— Start Supplied records —
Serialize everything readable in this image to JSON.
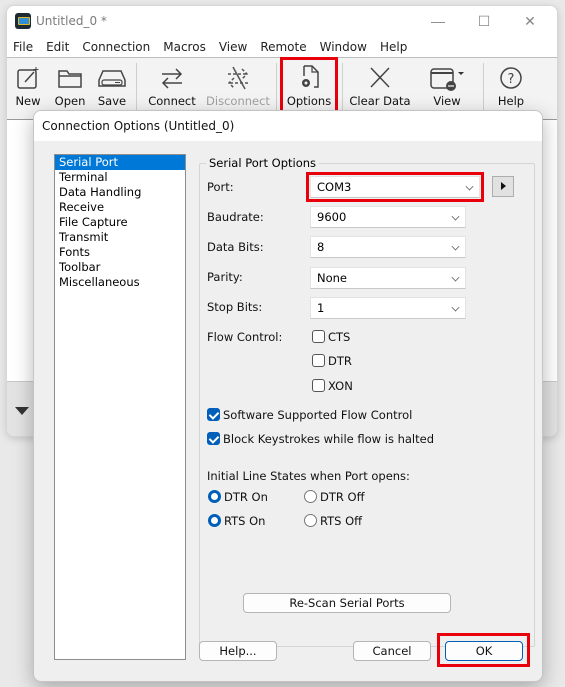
{
  "app": {
    "title": "Untitled_0 *",
    "window_controls": {
      "minimize": "—",
      "maximize": "☐",
      "close": "✕"
    }
  },
  "menu": [
    "File",
    "Edit",
    "Connection",
    "Macros",
    "View",
    "Remote",
    "Window",
    "Help"
  ],
  "toolbar": {
    "new": "New",
    "open": "Open",
    "save": "Save",
    "connect": "Connect",
    "disconnect": "Disconnect",
    "options": "Options",
    "clear_data": "Clear Data",
    "view": "View",
    "help": "Help"
  },
  "dialog": {
    "title": "Connection Options (Untitled_0)",
    "nav": [
      "Serial Port",
      "Terminal",
      "Data Handling",
      "Receive",
      "File Capture",
      "Transmit",
      "Fonts",
      "Toolbar",
      "Miscellaneous"
    ],
    "selected_nav": "Serial Port",
    "group_title": "Serial Port Options",
    "fields": {
      "port": {
        "label": "Port:",
        "value": "COM3"
      },
      "baudrate": {
        "label": "Baudrate:",
        "value": "9600"
      },
      "data_bits": {
        "label": "Data Bits:",
        "value": "8"
      },
      "parity": {
        "label": "Parity:",
        "value": "None"
      },
      "stop_bits": {
        "label": "Stop Bits:",
        "value": "1"
      }
    },
    "flow_control": {
      "label": "Flow Control:",
      "options": [
        {
          "label": "CTS",
          "checked": false
        },
        {
          "label": "DTR",
          "checked": false
        },
        {
          "label": "XON",
          "checked": false
        }
      ]
    },
    "software_flow_control": {
      "label": "Software Supported Flow Control",
      "checked": true
    },
    "block_keystrokes": {
      "label": "Block Keystrokes while flow is halted",
      "checked": true
    },
    "line_states": {
      "label": "Initial Line States when Port opens:",
      "dtr_on": "DTR On",
      "dtr_off": "DTR Off",
      "rts_on": "RTS On",
      "rts_off": "RTS Off",
      "dtr_selected": "DTR On",
      "rts_selected": "RTS On"
    },
    "rescan_button": "Re-Scan Serial Ports",
    "help_button": "Help...",
    "cancel_button": "Cancel",
    "ok_button": "OK"
  },
  "colors": {
    "accent": "#005fb8",
    "selection": "#0078d7",
    "highlight_annotation": "#e8000b"
  }
}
— End Supplied records —
→ **Exercise requirements**: Take the data above and repeat it exactly, leaving each picture out.

→ **Complete answer**:
Serialize everything readable in this image to JSON.
{
  "app": {
    "title": "Untitled_0 *",
    "window_controls": {
      "minimize": "—",
      "maximize": "☐",
      "close": "✕"
    }
  },
  "menu": [
    "File",
    "Edit",
    "Connection",
    "Macros",
    "View",
    "Remote",
    "Window",
    "Help"
  ],
  "toolbar": {
    "new": "New",
    "open": "Open",
    "save": "Save",
    "connect": "Connect",
    "disconnect": "Disconnect",
    "options": "Options",
    "clear_data": "Clear Data",
    "view": "View",
    "help": "Help"
  },
  "dialog": {
    "title": "Connection Options (Untitled_0)",
    "nav": [
      "Serial Port",
      "Terminal",
      "Data Handling",
      "Receive",
      "File Capture",
      "Transmit",
      "Fonts",
      "Toolbar",
      "Miscellaneous"
    ],
    "selected_nav": "Serial Port",
    "group_title": "Serial Port Options",
    "fields": {
      "port": {
        "label": "Port:",
        "value": "COM3"
      },
      "baudrate": {
        "label": "Baudrate:",
        "value": "9600"
      },
      "data_bits": {
        "label": "Data Bits:",
        "value": "8"
      },
      "parity": {
        "label": "Parity:",
        "value": "None"
      },
      "stop_bits": {
        "label": "Stop Bits:",
        "value": "1"
      }
    },
    "flow_control": {
      "label": "Flow Control:",
      "options": [
        {
          "label": "CTS",
          "checked": false
        },
        {
          "label": "DTR",
          "checked": false
        },
        {
          "label": "XON",
          "checked": false
        }
      ]
    },
    "software_flow_control": {
      "label": "Software Supported Flow Control",
      "checked": true
    },
    "block_keystrokes": {
      "label": "Block Keystrokes while flow is halted",
      "checked": true
    },
    "line_states": {
      "label": "Initial Line States when Port opens:",
      "dtr_on": "DTR On",
      "dtr_off": "DTR Off",
      "rts_on": "RTS On",
      "rts_off": "RTS Off",
      "dtr_selected": "DTR On",
      "rts_selected": "RTS On"
    },
    "rescan_button": "Re-Scan Serial Ports",
    "help_button": "Help...",
    "cancel_button": "Cancel",
    "ok_button": "OK"
  },
  "colors": {
    "accent": "#005fb8",
    "selection": "#0078d7",
    "highlight_annotation": "#e8000b"
  }
}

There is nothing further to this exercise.